--- START OF Material shown ---

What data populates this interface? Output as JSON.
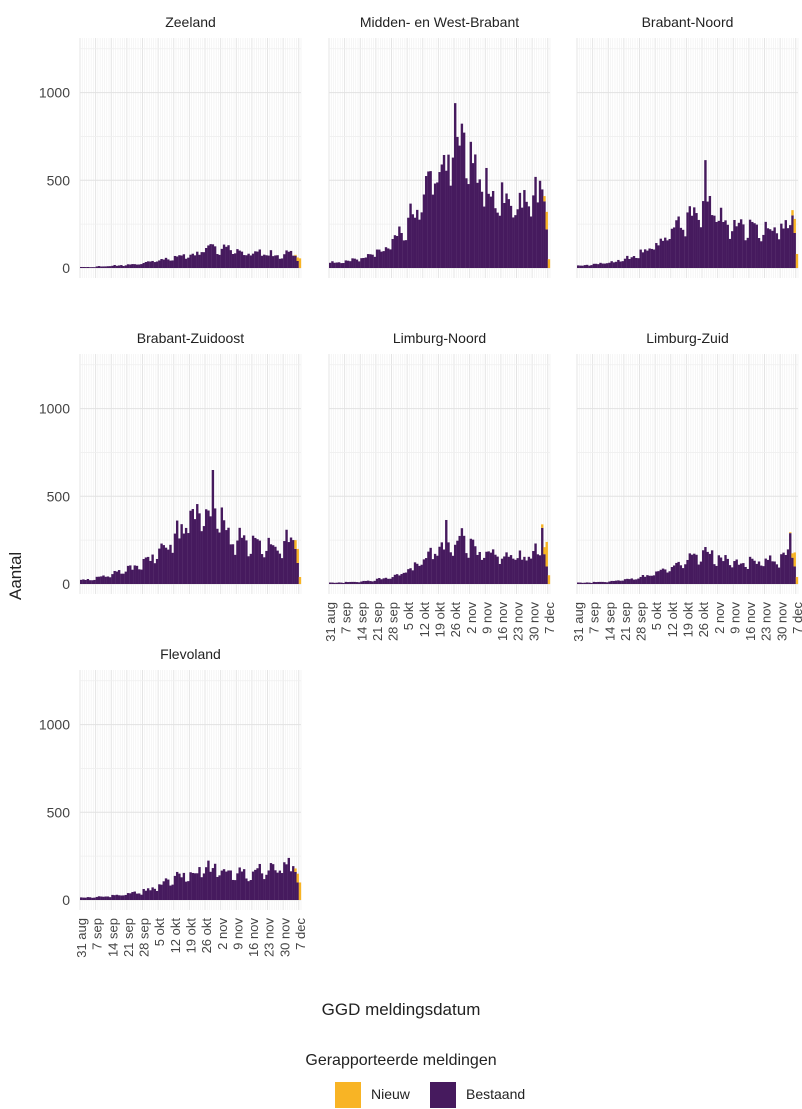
{
  "colors": {
    "nieuw": "#F8B425",
    "bestaand": "#461A5E",
    "grid_major": "#e2e2e2",
    "grid_minor": "#efefef"
  },
  "axis": {
    "xlabel": "GGD meldingsdatum",
    "ylabel": "Aantal"
  },
  "legend": {
    "title": "Gerapporteerde meldingen",
    "items": [
      {
        "label": "Nieuw",
        "color": "#F8B425"
      },
      {
        "label": "Bestaand",
        "color": "#461A5E"
      }
    ]
  },
  "chart_data": {
    "type": "bar",
    "stacked": true,
    "facets": true,
    "xlabel": "GGD meldingsdatum",
    "ylabel": "Aantal",
    "ylim": [
      0,
      1300
    ],
    "yticks": [
      0,
      500,
      1000
    ],
    "xrange": [
      "2020-08-31",
      "2020-12-08"
    ],
    "xticks": [
      {
        "date": "2020-08-31",
        "label": "31 aug"
      },
      {
        "date": "2020-09-07",
        "label": "7 sep"
      },
      {
        "date": "2020-09-14",
        "label": "14 sep"
      },
      {
        "date": "2020-09-21",
        "label": "21 sep"
      },
      {
        "date": "2020-09-28",
        "label": "28 sep"
      },
      {
        "date": "2020-10-05",
        "label": "5 okt"
      },
      {
        "date": "2020-10-12",
        "label": "12 okt"
      },
      {
        "date": "2020-10-19",
        "label": "19 okt"
      },
      {
        "date": "2020-10-26",
        "label": "26 okt"
      },
      {
        "date": "2020-11-02",
        "label": "2 nov"
      },
      {
        "date": "2020-11-09",
        "label": "9 nov"
      },
      {
        "date": "2020-11-16",
        "label": "16 nov"
      },
      {
        "date": "2020-11-23",
        "label": "23 nov"
      },
      {
        "date": "2020-11-30",
        "label": "30 nov"
      },
      {
        "date": "2020-12-07",
        "label": "7 dec"
      }
    ],
    "grid": true,
    "legend_position": "bottom",
    "panels": [
      {
        "title": "Zeeland",
        "weekly_bestaand": [
          {
            "week": "2020-08-31",
            "value": 5
          },
          {
            "week": "2020-09-07",
            "value": 10
          },
          {
            "week": "2020-09-14",
            "value": 15
          },
          {
            "week": "2020-09-21",
            "value": 20
          },
          {
            "week": "2020-09-28",
            "value": 35
          },
          {
            "week": "2020-10-05",
            "value": 55
          },
          {
            "week": "2020-10-12",
            "value": 75
          },
          {
            "week": "2020-10-19",
            "value": 90
          },
          {
            "week": "2020-10-26",
            "value": 120
          },
          {
            "week": "2020-11-02",
            "value": 110
          },
          {
            "week": "2020-11-09",
            "value": 85
          },
          {
            "week": "2020-11-16",
            "value": 90
          },
          {
            "week": "2020-11-23",
            "value": 75
          },
          {
            "week": "2020-11-30",
            "value": 80
          }
        ],
        "final_days": [
          {
            "date": "2020-12-05",
            "bestaand": 70,
            "nieuw": 5
          },
          {
            "date": "2020-12-06",
            "bestaand": 40,
            "nieuw": 20
          },
          {
            "date": "2020-12-07",
            "bestaand": 0,
            "nieuw": 55
          }
        ],
        "peak": {
          "date": "2020-10-29",
          "value": 135
        }
      },
      {
        "title": "Midden- en West-Brabant",
        "weekly_bestaand": [
          {
            "week": "2020-08-31",
            "value": 30
          },
          {
            "week": "2020-09-07",
            "value": 45
          },
          {
            "week": "2020-09-14",
            "value": 70
          },
          {
            "week": "2020-09-21",
            "value": 110
          },
          {
            "week": "2020-09-28",
            "value": 200
          },
          {
            "week": "2020-10-05",
            "value": 330
          },
          {
            "week": "2020-10-12",
            "value": 520
          },
          {
            "week": "2020-10-19",
            "value": 630
          },
          {
            "week": "2020-10-26",
            "value": 820
          },
          {
            "week": "2020-11-02",
            "value": 560
          },
          {
            "week": "2020-11-09",
            "value": 420
          },
          {
            "week": "2020-11-16",
            "value": 380
          },
          {
            "week": "2020-11-23",
            "value": 370
          },
          {
            "week": "2020-11-30",
            "value": 440
          }
        ],
        "final_days": [
          {
            "date": "2020-12-05",
            "bestaand": 380,
            "nieuw": 30
          },
          {
            "date": "2020-12-06",
            "bestaand": 220,
            "nieuw": 100
          },
          {
            "date": "2020-12-07",
            "bestaand": 0,
            "nieuw": 50
          }
        ],
        "peak": {
          "date": "2020-10-26",
          "value": 940
        }
      },
      {
        "title": "Brabant-Noord",
        "weekly_bestaand": [
          {
            "week": "2020-08-31",
            "value": 15
          },
          {
            "week": "2020-09-07",
            "value": 25
          },
          {
            "week": "2020-09-14",
            "value": 40
          },
          {
            "week": "2020-09-21",
            "value": 65
          },
          {
            "week": "2020-09-28",
            "value": 100
          },
          {
            "week": "2020-10-05",
            "value": 155
          },
          {
            "week": "2020-10-12",
            "value": 250
          },
          {
            "week": "2020-10-19",
            "value": 290
          },
          {
            "week": "2020-10-26",
            "value": 360
          },
          {
            "week": "2020-11-02",
            "value": 250
          },
          {
            "week": "2020-11-09",
            "value": 230
          },
          {
            "week": "2020-11-16",
            "value": 220
          },
          {
            "week": "2020-11-23",
            "value": 210
          },
          {
            "week": "2020-11-30",
            "value": 260
          }
        ],
        "final_days": [
          {
            "date": "2020-12-05",
            "bestaand": 300,
            "nieuw": 30
          },
          {
            "date": "2020-12-06",
            "bestaand": 200,
            "nieuw": 80
          },
          {
            "date": "2020-12-07",
            "bestaand": 0,
            "nieuw": 80
          }
        ],
        "peak": {
          "date": "2020-10-27",
          "value": 615
        }
      },
      {
        "title": "Brabant-Zuidoost",
        "weekly_bestaand": [
          {
            "week": "2020-08-31",
            "value": 25
          },
          {
            "week": "2020-09-07",
            "value": 40
          },
          {
            "week": "2020-09-14",
            "value": 70
          },
          {
            "week": "2020-09-21",
            "value": 100
          },
          {
            "week": "2020-09-28",
            "value": 140
          },
          {
            "week": "2020-10-05",
            "value": 220
          },
          {
            "week": "2020-10-12",
            "value": 330
          },
          {
            "week": "2020-10-19",
            "value": 380
          },
          {
            "week": "2020-10-26",
            "value": 450
          },
          {
            "week": "2020-11-02",
            "value": 290
          },
          {
            "week": "2020-11-09",
            "value": 230
          },
          {
            "week": "2020-11-16",
            "value": 220
          },
          {
            "week": "2020-11-23",
            "value": 210
          },
          {
            "week": "2020-11-30",
            "value": 250
          }
        ],
        "final_days": [
          {
            "date": "2020-12-05",
            "bestaand": 200,
            "nieuw": 50
          },
          {
            "date": "2020-12-06",
            "bestaand": 120,
            "nieuw": 80
          },
          {
            "date": "2020-12-07",
            "bestaand": 0,
            "nieuw": 40
          }
        ],
        "peak": {
          "date": "2020-10-29",
          "value": 650
        }
      },
      {
        "title": "Limburg-Noord",
        "weekly_bestaand": [
          {
            "week": "2020-08-31",
            "value": 8
          },
          {
            "week": "2020-09-07",
            "value": 12
          },
          {
            "week": "2020-09-14",
            "value": 18
          },
          {
            "week": "2020-09-21",
            "value": 30
          },
          {
            "week": "2020-09-28",
            "value": 55
          },
          {
            "week": "2020-10-05",
            "value": 100
          },
          {
            "week": "2020-10-12",
            "value": 170
          },
          {
            "week": "2020-10-19",
            "value": 230
          },
          {
            "week": "2020-10-26",
            "value": 260
          },
          {
            "week": "2020-11-02",
            "value": 190
          },
          {
            "week": "2020-11-09",
            "value": 170
          },
          {
            "week": "2020-11-16",
            "value": 160
          },
          {
            "week": "2020-11-23",
            "value": 160
          },
          {
            "week": "2020-11-30",
            "value": 190
          }
        ],
        "final_days": [
          {
            "date": "2020-12-04",
            "bestaand": 320,
            "nieuw": 20
          },
          {
            "date": "2020-12-05",
            "bestaand": 170,
            "nieuw": 40
          },
          {
            "date": "2020-12-06",
            "bestaand": 100,
            "nieuw": 140
          },
          {
            "date": "2020-12-07",
            "bestaand": 0,
            "nieuw": 50
          }
        ],
        "peak": {
          "date": "2020-10-22",
          "value": 365
        }
      },
      {
        "title": "Limburg-Zuid",
        "weekly_bestaand": [
          {
            "week": "2020-08-31",
            "value": 8
          },
          {
            "week": "2020-09-07",
            "value": 12
          },
          {
            "week": "2020-09-14",
            "value": 18
          },
          {
            "week": "2020-09-21",
            "value": 28
          },
          {
            "week": "2020-09-28",
            "value": 45
          },
          {
            "week": "2020-10-05",
            "value": 75
          },
          {
            "week": "2020-10-12",
            "value": 110
          },
          {
            "week": "2020-10-19",
            "value": 150
          },
          {
            "week": "2020-10-26",
            "value": 185
          },
          {
            "week": "2020-11-02",
            "value": 140
          },
          {
            "week": "2020-11-09",
            "value": 125
          },
          {
            "week": "2020-11-16",
            "value": 130
          },
          {
            "week": "2020-11-23",
            "value": 140
          },
          {
            "week": "2020-11-30",
            "value": 160
          }
        ],
        "final_days": [
          {
            "date": "2020-12-04",
            "bestaand": 290,
            "nieuw": 5
          },
          {
            "date": "2020-12-05",
            "bestaand": 150,
            "nieuw": 25
          },
          {
            "date": "2020-12-06",
            "bestaand": 100,
            "nieuw": 80
          },
          {
            "date": "2020-12-07",
            "bestaand": 0,
            "nieuw": 40
          }
        ],
        "peak": {
          "date": "2020-12-04",
          "value": 295
        }
      },
      {
        "title": "Flevoland",
        "weekly_bestaand": [
          {
            "week": "2020-08-31",
            "value": 15
          },
          {
            "week": "2020-09-07",
            "value": 20
          },
          {
            "week": "2020-09-14",
            "value": 30
          },
          {
            "week": "2020-09-21",
            "value": 40
          },
          {
            "week": "2020-09-28",
            "value": 60
          },
          {
            "week": "2020-10-05",
            "value": 100
          },
          {
            "week": "2020-10-12",
            "value": 140
          },
          {
            "week": "2020-10-19",
            "value": 165
          },
          {
            "week": "2020-10-26",
            "value": 190
          },
          {
            "week": "2020-11-02",
            "value": 160
          },
          {
            "week": "2020-11-09",
            "value": 150
          },
          {
            "week": "2020-11-16",
            "value": 170
          },
          {
            "week": "2020-11-23",
            "value": 175
          },
          {
            "week": "2020-11-30",
            "value": 190
          }
        ],
        "final_days": [
          {
            "date": "2020-12-05",
            "bestaand": 160,
            "nieuw": 20
          },
          {
            "date": "2020-12-06",
            "bestaand": 100,
            "nieuw": 50
          },
          {
            "date": "2020-12-07",
            "bestaand": 0,
            "nieuw": 100
          }
        ],
        "peak": {
          "date": "2020-12-02",
          "value": 240
        }
      }
    ]
  }
}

--- END OF Material shown ---

**Given instruction:** Find each line holding "Noord". Copy it out.

**Reply:**
        "title": "Brabant-Noord",
        "title": "Limburg-Noord",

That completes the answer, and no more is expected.